Exercise: Copy the data that follows exactly. Include no pictures.

--- Start Data entries ---

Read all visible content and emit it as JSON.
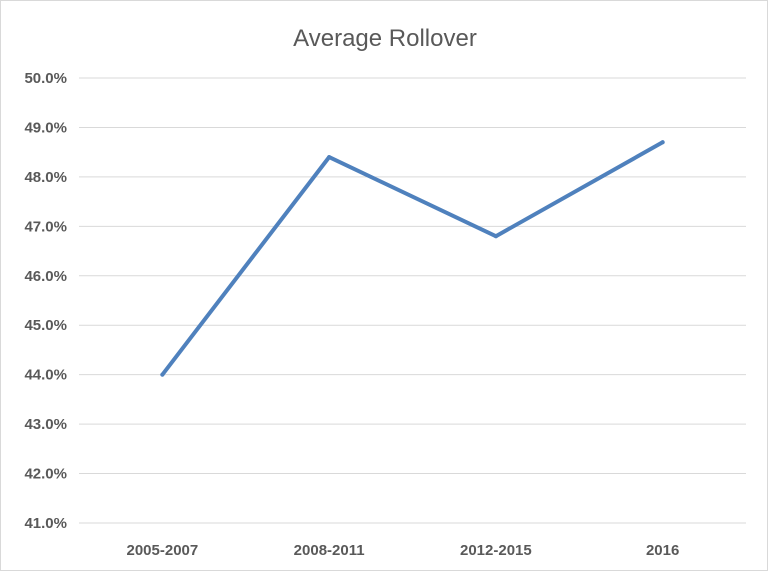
{
  "chart_data": {
    "type": "line",
    "title": "Average Rollover",
    "xlabel": "",
    "ylabel": "",
    "categories": [
      "2005-2007",
      "2008-2011",
      "2012-2015",
      "2016"
    ],
    "series": [
      {
        "values": [
          44.0,
          48.4,
          46.8,
          48.7
        ]
      }
    ],
    "ylim": [
      41.0,
      50.0
    ],
    "ytick_values": [
      41,
      42,
      43,
      44,
      45,
      46,
      47,
      48,
      49,
      50
    ],
    "ytick_labels": [
      "41.0%",
      "42.0%",
      "43.0%",
      "44.0%",
      "45.0%",
      "46.0%",
      "47.0%",
      "48.0%",
      "49.0%",
      "50.0%"
    ],
    "grid": true,
    "legend": "none",
    "colors": {
      "line": "#4f81bd",
      "grid": "#d9d9d9",
      "text": "#595959"
    }
  }
}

--- End Data entries ---

Correct result:
Read all visible content and emit it as JSON.
{
  "chart_data": {
    "type": "line",
    "title": "Average Rollover",
    "xlabel": "",
    "ylabel": "",
    "categories": [
      "2005-2007",
      "2008-2011",
      "2012-2015",
      "2016"
    ],
    "series": [
      {
        "values": [
          44.0,
          48.4,
          46.8,
          48.7
        ]
      }
    ],
    "ylim": [
      41.0,
      50.0
    ],
    "ytick_values": [
      41,
      42,
      43,
      44,
      45,
      46,
      47,
      48,
      49,
      50
    ],
    "ytick_labels": [
      "41.0%",
      "42.0%",
      "43.0%",
      "44.0%",
      "45.0%",
      "46.0%",
      "47.0%",
      "48.0%",
      "49.0%",
      "50.0%"
    ],
    "grid": true,
    "legend": "none",
    "colors": {
      "line": "#4f81bd",
      "grid": "#d9d9d9",
      "text": "#595959"
    }
  }
}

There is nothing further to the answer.